◆ **WRITTEN TASK**
Copy every entry word for word, but skip the pictures.
• • • •
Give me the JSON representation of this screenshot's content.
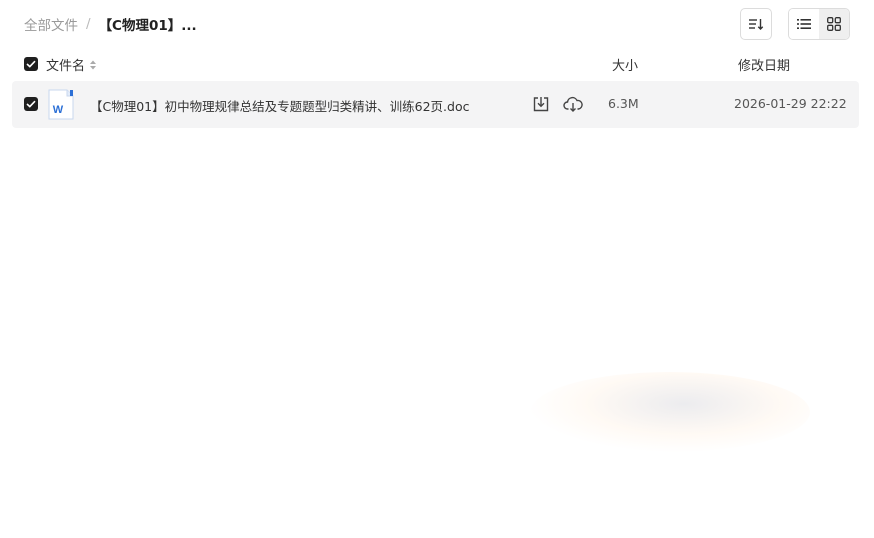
{
  "breadcrumb": {
    "root": "全部文件",
    "separator": "/",
    "current": "【C物理01】..."
  },
  "toolbar": {
    "sort_icon": "sort-icon",
    "list_view_icon": "list-view-icon",
    "grid_view_icon": "grid-view-icon",
    "active_view": "list"
  },
  "table": {
    "headers": {
      "name": "文件名",
      "size": "大小",
      "modified": "修改日期"
    },
    "header_checked": true,
    "rows": [
      {
        "checked": true,
        "icon": "word-doc-icon",
        "name": "【C物理01】初中物理规律总结及专题题型归类精讲、训练62页.doc",
        "size": "6.3M",
        "modified": "2026-01-29 22:22",
        "actions": [
          "download-icon",
          "cloud-save-icon"
        ]
      }
    ]
  },
  "colors": {
    "row_highlight": "#f4f4f5",
    "checkbox": "#1f1f1f",
    "word_blue": "#2b6fd6"
  }
}
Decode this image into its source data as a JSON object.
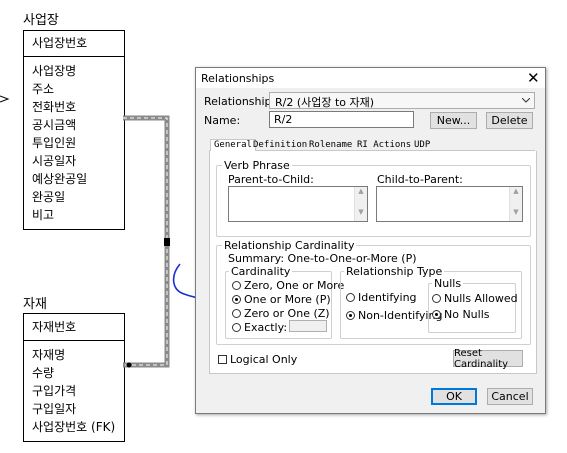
{
  "er": {
    "entity1": {
      "title": "사업장",
      "key": "사업장번호",
      "attributes": [
        "사업장명",
        "주소",
        "전화번호",
        "공시금액",
        "투입인원",
        "시공일자",
        "예상완공일",
        "완공일",
        "비고"
      ]
    },
    "entity2": {
      "title": "자재",
      "key": "자재번호",
      "attributes": [
        "자재명",
        "수량",
        "구입가격",
        "구입일자",
        "사업장번호 (FK)"
      ]
    }
  },
  "dialog": {
    "title": "Relationships",
    "close_glyph": "✕",
    "relationship_label": "Relationship:",
    "relationship_value": "R/2 (사업장 to 자재)",
    "name_label": "Name:",
    "name_value": "R/2",
    "new_button": "New...",
    "delete_button": "Delete",
    "tabs": [
      "General",
      "Definition",
      "Rolename",
      "RI Actions",
      "UDP"
    ],
    "active_tab": "General",
    "verb_phrase": {
      "group_label": "Verb Phrase",
      "parent_to_child_label": "Parent-to-Child:",
      "child_to_parent_label": "Child-to-Parent:"
    },
    "cardinality_group": {
      "label": "Relationship Cardinality",
      "summary": "Summary:  One-to-One-or-More (P)",
      "cardinality_label": "Cardinality",
      "options": [
        "Zero, One or More",
        "One or More (P)",
        "Zero or One (Z)",
        "Exactly:"
      ],
      "selected": "One or More (P)"
    },
    "relationship_type": {
      "label": "Relationship Type",
      "options": [
        "Identifying",
        "Non-Identifying"
      ],
      "selected": "Non-Identifying"
    },
    "nulls": {
      "label": "Nulls",
      "options": [
        "Nulls Allowed",
        "No Nulls"
      ],
      "selected": "No Nulls"
    },
    "logical_only_label": "Logical Only",
    "logical_only_checked": false,
    "reset_button": "Reset Cardinality",
    "ok_button": "OK",
    "cancel_button": "Cancel"
  },
  "colors": {
    "annotation_ink": "#1a2fd6",
    "connector_gray": "#8a8a8a",
    "default_button_border": "#0078d7"
  }
}
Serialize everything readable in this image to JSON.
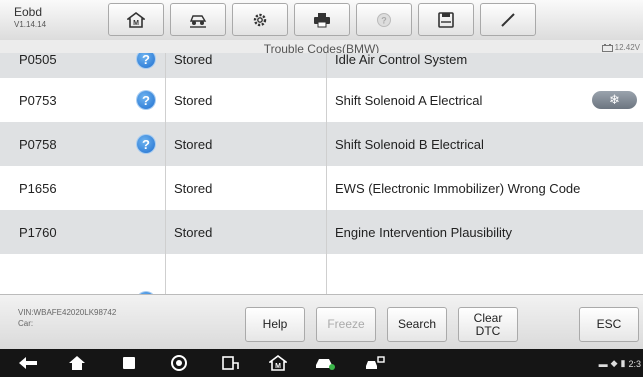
• • • •
◆ **RESPONSE TO THIS TASK**
Give me the JSON representation of this screenshot's content.
{
  "breadcrumb": {
    "root": "全部文件",
    "separator": "/",
    "current": "【C物理01】..."
  },
  "toolbar": {
    "sort_icon": "sort-icon",
    "list_view_icon": "list-view-icon",
    "grid_view_icon": "grid-view-icon",
    "active_view": "list"
  },
  "table": {
    "headers": {
      "name": "文件名",
      "size": "大小",
      "modified": "修改日期"
    },
    "header_checked": true,
    "rows": [
      {
        "checked": true,
        "icon": "word-doc-icon",
        "name": "【C物理01】初中物理规律总结及专题题型归类精讲、训练62页.doc",
        "size": "6.3M",
        "modified": "2026-01-29 22:22",
        "actions": [
          "download-icon",
          "cloud-save-icon"
        ]
      }
    ]
  },
  "colors": {
    "row_highlight": "#f4f4f5",
    "checkbox": "#1f1f1f",
    "word_blue": "#2b6fd6"
  }
}
Decode this image into its source data as a JSON object.
{
  "er": {
    "entity1": {
      "title": "사업장",
      "key": "사업장번호",
      "attributes": [
        "사업장명",
        "주소",
        "전화번호",
        "공시금액",
        "투입인원",
        "시공일자",
        "예상완공일",
        "완공일",
        "비고"
      ]
    },
    "entity2": {
      "title": "자재",
      "key": "자재번호",
      "attributes": [
        "자재명",
        "수량",
        "구입가격",
        "구입일자",
        "사업장번호 (FK)"
      ]
    }
  },
  "dialog": {
    "title": "Relationships",
    "close_glyph": "✕",
    "relationship_label": "Relationship:",
    "relationship_value": "R/2 (사업장 to 자재)",
    "name_label": "Name:",
    "name_value": "R/2",
    "new_button": "New...",
    "delete_button": "Delete",
    "tabs": [
      "General",
      "Definition",
      "Rolename",
      "RI Actions",
      "UDP"
    ],
    "active_tab": "General",
    "verb_phrase": {
      "group_label": "Verb Phrase",
      "parent_to_child_label": "Parent-to-Child:",
      "child_to_parent_label": "Child-to-Parent:"
    },
    "cardinality_group": {
      "label": "Relationship Cardinality",
      "summary": "Summary:  One-to-One-or-More (P)",
      "cardinality_label": "Cardinality",
      "options": [
        "Zero, One or More",
        "One or More (P)",
        "Zero or One (Z)",
        "Exactly:"
      ],
      "selected": "One or More (P)"
    },
    "relationship_type": {
      "label": "Relationship Type",
      "options": [
        "Identifying",
        "Non-Identifying"
      ],
      "selected": "Non-Identifying"
    },
    "nulls": {
      "label": "Nulls",
      "options": [
        "Nulls Allowed",
        "No Nulls"
      ],
      "selected": "No Nulls"
    },
    "logical_only_label": "Logical Only",
    "logical_only_checked": false,
    "reset_button": "Reset Cardinality",
    "ok_button": "OK",
    "cancel_button": "Cancel"
  },
  "colors": {
    "annotation_ink": "#1a2fd6",
    "connector_gray": "#8a8a8a",
    "default_button_border": "#0078d7"
  }
}
Serialize everything readable in this image to JSON.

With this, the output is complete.